§ **What to do**
Copy every line of the data exactly, leaving nothing out.

§ **Data rows**
---

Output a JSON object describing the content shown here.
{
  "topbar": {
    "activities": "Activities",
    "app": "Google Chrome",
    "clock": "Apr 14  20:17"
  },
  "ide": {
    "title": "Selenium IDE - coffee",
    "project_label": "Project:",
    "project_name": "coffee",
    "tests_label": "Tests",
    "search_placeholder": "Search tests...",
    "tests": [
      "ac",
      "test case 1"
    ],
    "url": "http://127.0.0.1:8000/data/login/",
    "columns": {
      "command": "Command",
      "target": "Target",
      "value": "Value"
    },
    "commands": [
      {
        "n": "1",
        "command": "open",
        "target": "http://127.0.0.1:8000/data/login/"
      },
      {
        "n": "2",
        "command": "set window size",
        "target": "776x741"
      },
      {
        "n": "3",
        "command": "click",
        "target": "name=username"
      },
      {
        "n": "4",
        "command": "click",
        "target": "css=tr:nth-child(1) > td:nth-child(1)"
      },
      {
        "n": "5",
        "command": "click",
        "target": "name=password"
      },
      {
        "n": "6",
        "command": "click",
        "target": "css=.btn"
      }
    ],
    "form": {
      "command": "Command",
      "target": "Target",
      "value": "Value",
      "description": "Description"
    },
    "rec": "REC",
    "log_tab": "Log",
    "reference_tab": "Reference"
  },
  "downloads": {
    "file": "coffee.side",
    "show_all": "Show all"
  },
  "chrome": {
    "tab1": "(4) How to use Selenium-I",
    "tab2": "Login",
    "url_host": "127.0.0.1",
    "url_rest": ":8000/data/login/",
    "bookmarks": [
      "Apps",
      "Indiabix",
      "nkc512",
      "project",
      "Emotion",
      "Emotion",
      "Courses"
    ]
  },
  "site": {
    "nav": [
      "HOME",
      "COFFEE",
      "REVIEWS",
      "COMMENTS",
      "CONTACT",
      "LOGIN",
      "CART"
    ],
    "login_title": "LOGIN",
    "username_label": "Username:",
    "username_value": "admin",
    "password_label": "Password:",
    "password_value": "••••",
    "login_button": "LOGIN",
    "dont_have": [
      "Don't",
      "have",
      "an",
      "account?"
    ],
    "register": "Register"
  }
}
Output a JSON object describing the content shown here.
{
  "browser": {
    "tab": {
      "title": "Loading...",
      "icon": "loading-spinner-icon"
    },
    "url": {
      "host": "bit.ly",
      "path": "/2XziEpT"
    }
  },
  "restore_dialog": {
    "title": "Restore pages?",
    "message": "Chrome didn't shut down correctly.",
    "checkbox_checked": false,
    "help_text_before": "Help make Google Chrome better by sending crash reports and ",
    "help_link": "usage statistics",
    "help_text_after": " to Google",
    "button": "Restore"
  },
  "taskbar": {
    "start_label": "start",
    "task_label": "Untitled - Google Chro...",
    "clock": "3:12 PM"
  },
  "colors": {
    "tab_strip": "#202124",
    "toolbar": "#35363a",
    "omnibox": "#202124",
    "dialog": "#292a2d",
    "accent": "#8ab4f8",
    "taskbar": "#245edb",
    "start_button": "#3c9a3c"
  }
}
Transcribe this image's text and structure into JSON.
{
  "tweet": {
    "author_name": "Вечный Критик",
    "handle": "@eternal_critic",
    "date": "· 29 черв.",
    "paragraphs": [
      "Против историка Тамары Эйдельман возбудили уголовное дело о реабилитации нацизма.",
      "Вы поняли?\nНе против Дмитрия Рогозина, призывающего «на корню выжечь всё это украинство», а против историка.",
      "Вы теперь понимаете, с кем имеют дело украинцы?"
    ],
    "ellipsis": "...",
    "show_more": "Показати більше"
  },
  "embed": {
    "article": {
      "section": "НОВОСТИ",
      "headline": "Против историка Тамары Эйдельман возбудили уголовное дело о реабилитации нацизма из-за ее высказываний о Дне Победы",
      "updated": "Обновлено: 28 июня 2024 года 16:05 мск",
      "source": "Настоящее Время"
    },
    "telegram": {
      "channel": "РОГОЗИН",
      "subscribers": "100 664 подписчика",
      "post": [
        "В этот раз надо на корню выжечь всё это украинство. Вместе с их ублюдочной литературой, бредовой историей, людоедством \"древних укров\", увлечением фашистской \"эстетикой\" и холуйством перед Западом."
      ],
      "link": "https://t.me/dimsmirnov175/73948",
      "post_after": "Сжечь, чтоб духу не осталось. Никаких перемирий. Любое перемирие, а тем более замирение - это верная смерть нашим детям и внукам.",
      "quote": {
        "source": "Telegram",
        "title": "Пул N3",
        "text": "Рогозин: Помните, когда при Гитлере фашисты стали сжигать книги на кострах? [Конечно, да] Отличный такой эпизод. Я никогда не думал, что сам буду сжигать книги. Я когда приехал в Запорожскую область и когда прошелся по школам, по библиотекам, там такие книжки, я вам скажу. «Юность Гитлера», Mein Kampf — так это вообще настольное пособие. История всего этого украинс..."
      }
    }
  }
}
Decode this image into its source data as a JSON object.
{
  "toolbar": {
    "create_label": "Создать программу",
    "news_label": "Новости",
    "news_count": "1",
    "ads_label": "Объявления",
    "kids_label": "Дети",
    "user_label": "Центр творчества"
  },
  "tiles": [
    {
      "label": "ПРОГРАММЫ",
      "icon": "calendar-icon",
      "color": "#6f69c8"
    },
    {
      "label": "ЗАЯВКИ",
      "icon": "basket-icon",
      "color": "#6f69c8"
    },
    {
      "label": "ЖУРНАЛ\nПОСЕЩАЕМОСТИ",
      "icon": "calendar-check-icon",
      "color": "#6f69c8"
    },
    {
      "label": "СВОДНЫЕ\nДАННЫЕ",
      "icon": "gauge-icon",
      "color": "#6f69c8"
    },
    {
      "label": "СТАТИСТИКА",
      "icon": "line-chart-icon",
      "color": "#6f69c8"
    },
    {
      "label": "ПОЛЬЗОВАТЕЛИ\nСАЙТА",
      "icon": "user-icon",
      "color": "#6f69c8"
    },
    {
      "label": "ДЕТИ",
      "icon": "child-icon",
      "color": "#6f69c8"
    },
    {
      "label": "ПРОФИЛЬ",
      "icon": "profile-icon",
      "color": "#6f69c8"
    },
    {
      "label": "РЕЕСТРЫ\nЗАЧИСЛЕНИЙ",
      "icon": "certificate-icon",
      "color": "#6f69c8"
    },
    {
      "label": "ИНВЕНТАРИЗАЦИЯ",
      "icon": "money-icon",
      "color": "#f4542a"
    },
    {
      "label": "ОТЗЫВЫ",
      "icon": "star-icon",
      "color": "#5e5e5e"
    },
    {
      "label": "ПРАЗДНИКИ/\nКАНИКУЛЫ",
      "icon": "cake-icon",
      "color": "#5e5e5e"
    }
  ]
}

---

§ **Exercise response**
Output a JSON object describing the content shown here.
{
  "topbar": {
    "activities": "Activities",
    "app": "Google Chrome",
    "clock": "Apr 14  20:17"
  },
  "ide": {
    "title": "Selenium IDE - coffee",
    "project_label": "Project:",
    "project_name": "coffee",
    "tests_label": "Tests",
    "search_placeholder": "Search tests...",
    "tests": [
      "ac",
      "test case 1"
    ],
    "url": "http://127.0.0.1:8000/data/login/",
    "columns": {
      "command": "Command",
      "target": "Target",
      "value": "Value"
    },
    "commands": [
      {
        "n": "1",
        "command": "open",
        "target": "http://127.0.0.1:8000/data/login/"
      },
      {
        "n": "2",
        "command": "set window size",
        "target": "776x741"
      },
      {
        "n": "3",
        "command": "click",
        "target": "name=username"
      },
      {
        "n": "4",
        "command": "click",
        "target": "css=tr:nth-child(1) > td:nth-child(1)"
      },
      {
        "n": "5",
        "command": "click",
        "target": "name=password"
      },
      {
        "n": "6",
        "command": "click",
        "target": "css=.btn"
      }
    ],
    "form": {
      "command": "Command",
      "target": "Target",
      "value": "Value",
      "description": "Description"
    },
    "rec": "REC",
    "log_tab": "Log",
    "reference_tab": "Reference"
  },
  "downloads": {
    "file": "coffee.side",
    "show_all": "Show all"
  },
  "chrome": {
    "tab1": "(4) How to use Selenium-I",
    "tab2": "Login",
    "url_host": "127.0.0.1",
    "url_rest": ":8000/data/login/",
    "bookmarks": [
      "Apps",
      "Indiabix",
      "nkc512",
      "project",
      "Emotion",
      "Emotion",
      "Courses"
    ]
  },
  "site": {
    "nav": [
      "HOME",
      "COFFEE",
      "REVIEWS",
      "COMMENTS",
      "CONTACT",
      "LOGIN",
      "CART"
    ],
    "login_title": "LOGIN",
    "username_label": "Username:",
    "username_value": "admin",
    "password_label": "Password:",
    "password_value": "••••",
    "login_button": "LOGIN",
    "dont_have": [
      "Don't",
      "have",
      "an",
      "account?"
    ],
    "register": "Register"
  }
}
Output a JSON object describing the content shown here.
{
  "browser": {
    "tab": {
      "title": "Loading...",
      "icon": "loading-spinner-icon"
    },
    "url": {
      "host": "bit.ly",
      "path": "/2XziEpT"
    }
  },
  "restore_dialog": {
    "title": "Restore pages?",
    "message": "Chrome didn't shut down correctly.",
    "checkbox_checked": false,
    "help_text_before": "Help make Google Chrome better by sending crash reports and ",
    "help_link": "usage statistics",
    "help_text_after": " to Google",
    "button": "Restore"
  },
  "taskbar": {
    "start_label": "start",
    "task_label": "Untitled - Google Chro...",
    "clock": "3:12 PM"
  },
  "colors": {
    "tab_strip": "#202124",
    "toolbar": "#35363a",
    "omnibox": "#202124",
    "dialog": "#292a2d",
    "accent": "#8ab4f8",
    "taskbar": "#245edb",
    "start_button": "#3c9a3c"
  }
}
Transcribe this image's text and structure into JSON.
{
  "tweet": {
    "author_name": "Вечный Критик",
    "handle": "@eternal_critic",
    "date": "· 29 черв.",
    "paragraphs": [
      "Против историка Тамары Эйдельман возбудили уголовное дело о реабилитации нацизма.",
      "Вы поняли?\nНе против Дмитрия Рогозина, призывающего «на корню выжечь всё это украинство», а против историка.",
      "Вы теперь понимаете, с кем имеют дело украинцы?"
    ],
    "ellipsis": "...",
    "show_more": "Показати більше"
  },
  "embed": {
    "article": {
      "section": "НОВОСТИ",
      "headline": "Против историка Тамары Эйдельман возбудили уголовное дело о реабилитации нацизма из-за ее высказываний о Дне Победы",
      "updated": "Обновлено: 28 июня 2024 года 16:05 мск",
      "source": "Настоящее Время"
    },
    "telegram": {
      "channel": "РОГОЗИН",
      "subscribers": "100 664 подписчика",
      "post": [
        "В этот раз надо на корню выжечь всё это украинство. Вместе с их ублюдочной литературой, бредовой историей, людоедством \"древних укров\", увлечением фашистской \"эстетикой\" и холуйством перед Западом."
      ],
      "link": "https://t.me/dimsmirnov175/73948",
      "post_after": "Сжечь, чтоб духу не осталось. Никаких перемирий. Любое перемирие, а тем более замирение - это верная смерть нашим детям и внукам.",
      "quote": {
        "source": "Telegram",
        "title": "Пул N3",
        "text": "Рогозин: Помните, когда при Гитлере фашисты стали сжигать книги на кострах? [Конечно, да] Отличный такой эпизод. Я никогда не думал, что сам буду сжигать книги. Я когда приехал в Запорожскую область и когда прошелся по школам, по библиотекам, там такие книжки, я вам скажу. «Юность Гитлера», Mein Kampf — так это вообще настольное пособие. История всего этого украинс..."
      }
    }
  }
}
Decode this image into its source data as a JSON object.
{
  "toolbar": {
    "create_label": "Создать программу",
    "news_label": "Новости",
    "news_count": "1",
    "ads_label": "Объявления",
    "kids_label": "Дети",
    "user_label": "Центр творчества"
  },
  "tiles": [
    {
      "label": "ПРОГРАММЫ",
      "icon": "calendar-icon",
      "color": "#6f69c8"
    },
    {
      "label": "ЗАЯВКИ",
      "icon": "basket-icon",
      "color": "#6f69c8"
    },
    {
      "label": "ЖУРНАЛ\nПОСЕЩАЕМОСТИ",
      "icon": "calendar-check-icon",
      "color": "#6f69c8"
    },
    {
      "label": "СВОДНЫЕ\nДАННЫЕ",
      "icon": "gauge-icon",
      "color": "#6f69c8"
    },
    {
      "label": "СТАТИСТИКА",
      "icon": "line-chart-icon",
      "color": "#6f69c8"
    },
    {
      "label": "ПОЛЬЗОВАТЕЛИ\nСАЙТА",
      "icon": "user-icon",
      "color": "#6f69c8"
    },
    {
      "label": "ДЕТИ",
      "icon": "child-icon",
      "color": "#6f69c8"
    },
    {
      "label": "ПРОФИЛЬ",
      "icon": "profile-icon",
      "color": "#6f69c8"
    },
    {
      "label": "РЕЕСТРЫ\nЗАЧИСЛЕНИЙ",
      "icon": "certificate-icon",
      "color": "#6f69c8"
    },
    {
      "label": "ИНВЕНТАРИЗАЦИЯ",
      "icon": "money-icon",
      "color": "#f4542a"
    },
    {
      "label": "ОТЗЫВЫ",
      "icon": "star-icon",
      "color": "#5e5e5e"
    },
    {
      "label": "ПРАЗДНИКИ/\nКАНИКУЛЫ",
      "icon": "cake-icon",
      "color": "#5e5e5e"
    }
  ]
}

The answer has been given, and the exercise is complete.